_Provided passage:_
————
I’m not ok but I promise I will be!
There are days when I wake up hopeful, full of life and ready to dodge all the curve balls that life has to offer. These days usually start off with me watching the sunrise and comforting myself with the thought that the sun rises, even when everyone doesn’t wake up to marvel in its beauty.
But there also days when I wake up hoping that the world has no expectations of me and that while I slept there was some cosmic explosion that left me with the superpower of invisibility. On these days I just want to unplug from life and just float away on the waves of my favourite songs.
Am I the only one who has these days? These days where the storm feels like the wind and downpour of rain is heavier than this battered umbrella that I have been clinging to just in case I’m not in the mood to dance in the rain or skip through the puddles.
When is it a good time to say “I’m not ok” or “Can you not ask anything of me today? I’m not up for it”. Better yet why do I have to pretend to be fine when I am trying to weather my personal storms that sometimes feel more like a hurricane?
Recently, I have been thinking there are alot of persons who are genuinely not ok but we muster up the courage to mask our pain with our smiles and we continue to function. I wish instead we would direct our bravery towards finding a friend, family member or just someone who genuinely cares about your wellbeing and just vent about our struggles.
I don’t like the word “struggles” sometimes, I prefer to phrase it as “opportunities for growth” and even though I wish there was another way for us to grow into the purpose that God has ordained for our lives; I pray that regardless of how difficult each day may be that we try to find the blessing and lesson that God is gifting us.
————
_Supplied data:_
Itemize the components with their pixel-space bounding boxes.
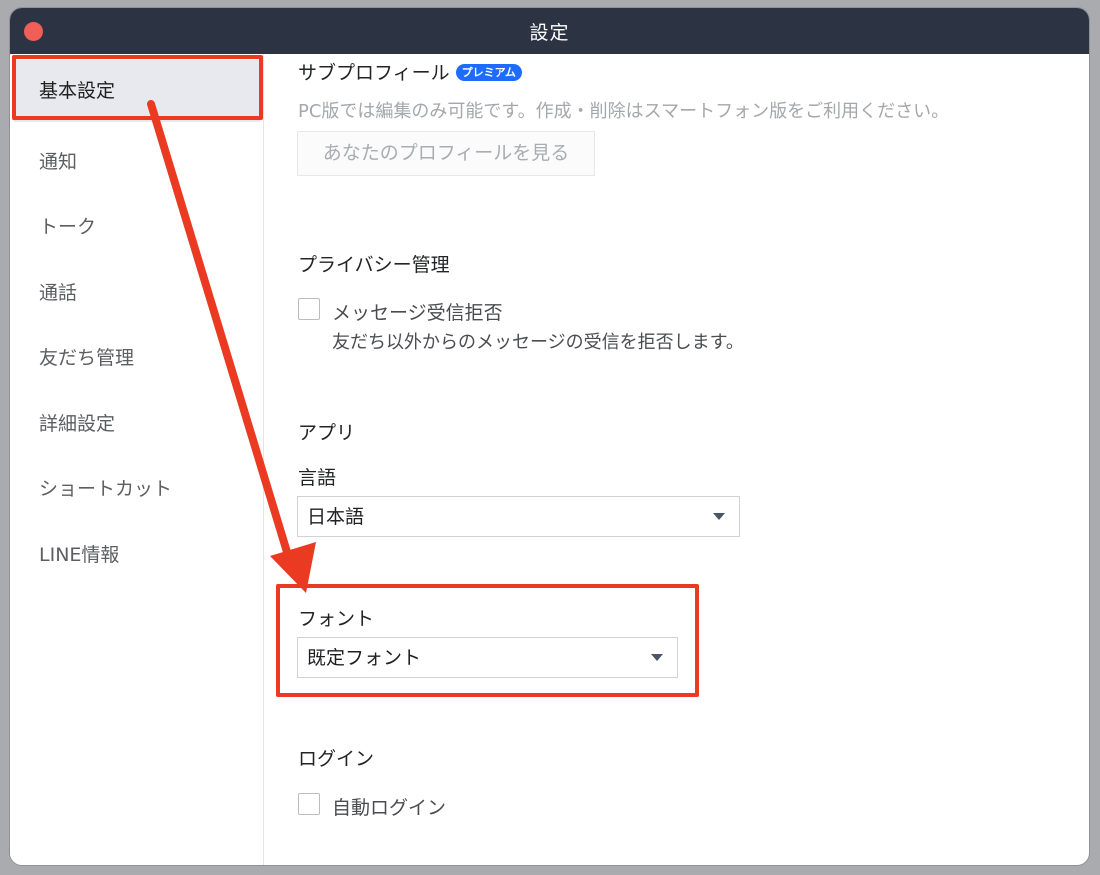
privacy-heading: プライバシー管理 — [298, 254, 450, 276]
chevron-down-icon — [713, 513, 725, 520]
premium-badge: プレミアム — [455, 64, 522, 81]
settings-content: サブプロフィール プレミアム PC版では編集のみ可能です。作成・削除はスマートフォ… — [265, 54, 1089, 865]
app-heading: アプリ — [298, 422, 356, 444]
reject-messages-label: メッセージ受信拒否 — [332, 302, 503, 324]
settings-sidebar: 基本設定 通知 トーク 通話 友だち管理 詳細設定 ショートカット LINE情報 — [10, 54, 264, 865]
sidebar-item-calls[interactable]: 通話 — [10, 262, 260, 324]
title-bar: 設定 — [10, 8, 1089, 54]
sub-profile-title: サブプロフィール — [298, 62, 450, 84]
reject-messages-checkbox[interactable] — [298, 298, 320, 320]
sub-profile-description: PC版では編集のみ可能です。作成・削除はスマートフォン版をご利用ください。 — [298, 101, 950, 122]
language-select-value: 日本語 — [307, 506, 365, 528]
chevron-down-icon — [651, 654, 663, 661]
language-label: 言語 — [298, 467, 337, 489]
settings-window: 設定 基本設定 通知 トーク 通話 友だち管理 詳細設定 ショートカット LIN… — [10, 8, 1089, 865]
sub-profile-heading: サブプロフィール プレミアム — [298, 58, 522, 85]
login-heading: ログイン — [298, 748, 375, 770]
language-select[interactable]: 日本語 — [297, 496, 740, 537]
view-profile-button[interactable]: あなたのプロフィールを見る — [297, 131, 595, 176]
sidebar-item-chats[interactable]: トーク — [10, 196, 260, 258]
sidebar-item-advanced[interactable]: 詳細設定 — [10, 393, 260, 455]
font-select[interactable]: 既定フォント — [297, 637, 678, 678]
reject-messages-description: 友だち以外からのメッセージの受信を拒否します。 — [332, 332, 744, 353]
sidebar-item-basic-settings[interactable]: 基本設定 — [14, 60, 260, 122]
auto-login-label: 自動ログイン — [332, 797, 447, 819]
font-label: フォント — [298, 608, 375, 630]
sidebar-item-line-info[interactable]: LINE情報 — [10, 524, 260, 586]
sidebar-item-shortcuts[interactable]: ショートカット — [10, 458, 260, 520]
auto-login-checkbox[interactable] — [298, 793, 320, 815]
window-title: 設定 — [529, 22, 570, 44]
font-select-value: 既定フォント — [307, 647, 422, 669]
sidebar-item-notifications[interactable]: 通知 — [10, 131, 260, 193]
sidebar-item-friends[interactable]: 友だち管理 — [10, 327, 260, 389]
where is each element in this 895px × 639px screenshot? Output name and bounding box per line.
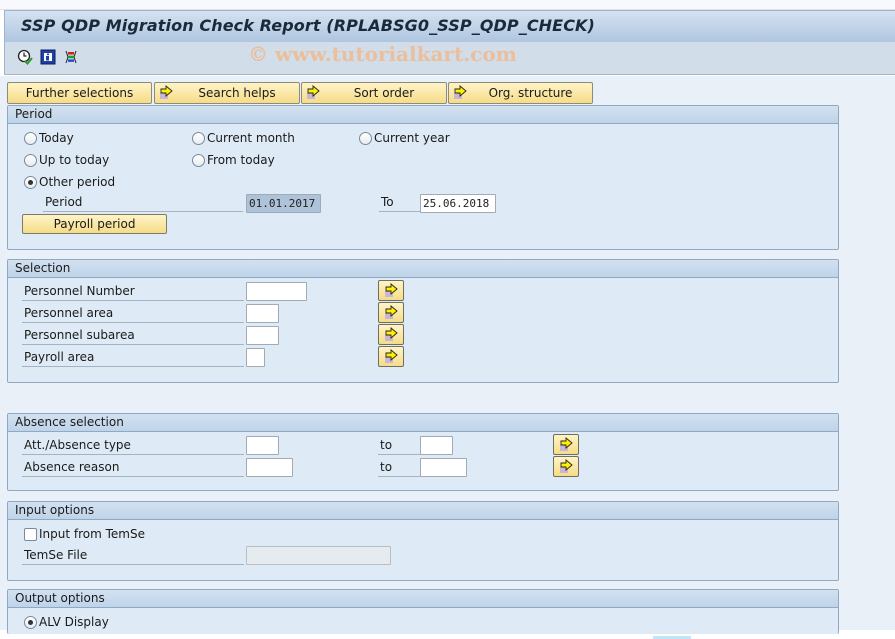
————
_To be done:_
1. Can you sum up the reflection on hard days in two sentences?
2. Could you write what comes next in the reflection on hard days, picking up after its final paragraph?
The lines that come after the reflection on hard days are separate material.

_Answers to each task:_
1. The writer describes some mornings that start hopeful with a sunrise and others spent wishing for invisibility and escape into favorite songs, and asks why people must pretend to be fine while weathering personal storms. Noting that many people mask their pain with smiles, the writer wishes they would instead vent to someone who cares, and prays that each difficult day, seen as an opportunity for growth, yields the blessing and lesson God is gifting.

2.
Sometimes we feel alone when we are going through our internal battles (whether it is depression, anxiety, financial instability, health issues, abuse, death of a loved one or just loneliness) and our fears (imagination) will tell us that it will never get better but God says this too shall pass. I choose to believe that it may hurt now but it will be worth it when the growing pains subside and I will be stronger for enduring.
Whenever I feel like I’m losing to my storm I like listen and sing along to my late grandfather’s favourite hymn, “What a Friend we have in Jesus”:
1. What a friend we have in Jesus,
All our sins and grieves to bear!
What a privilege it is to carry everything to God in prayer!
O what peace we often forfeit,
O what needless pain we bear!
All because we do not carry everything to God in prayer!
2. Have we trials and temptation?
Is there trouble anywhere?
We should never be discouraged, take it to the Lord in prayer.
Can we find a friend so faithful, who will all our sorrows share?
Jesus knows our every weakness, take it to the Lord in prayer.
3. Are we weak and heavy-laden,
Cumbered with a load of care?
Precious Saviour, still our refuge-
Take it to the Lord in prayer;
Do thy friends despise, forsake thee?
In his arms He’ll take and shield thee,
Thou wilt find a solace there.
I hope this comforts someone as much as it has comforted me 🙂
Also remember:
2 Corinthians 4:17-18 “17 For our light and momentary troubles are achieving for us an eternal glory that far outweighs them all. 18 So we fix our eyes not on what is seen, but on what is unseen, since what is seen is temporary, but what is unseen is eternal.”
Jer 29:11 “ For I know the plans I have for you,” declares the Lord, “plans to prosper you and not to harm you, plans to give you hope and a future.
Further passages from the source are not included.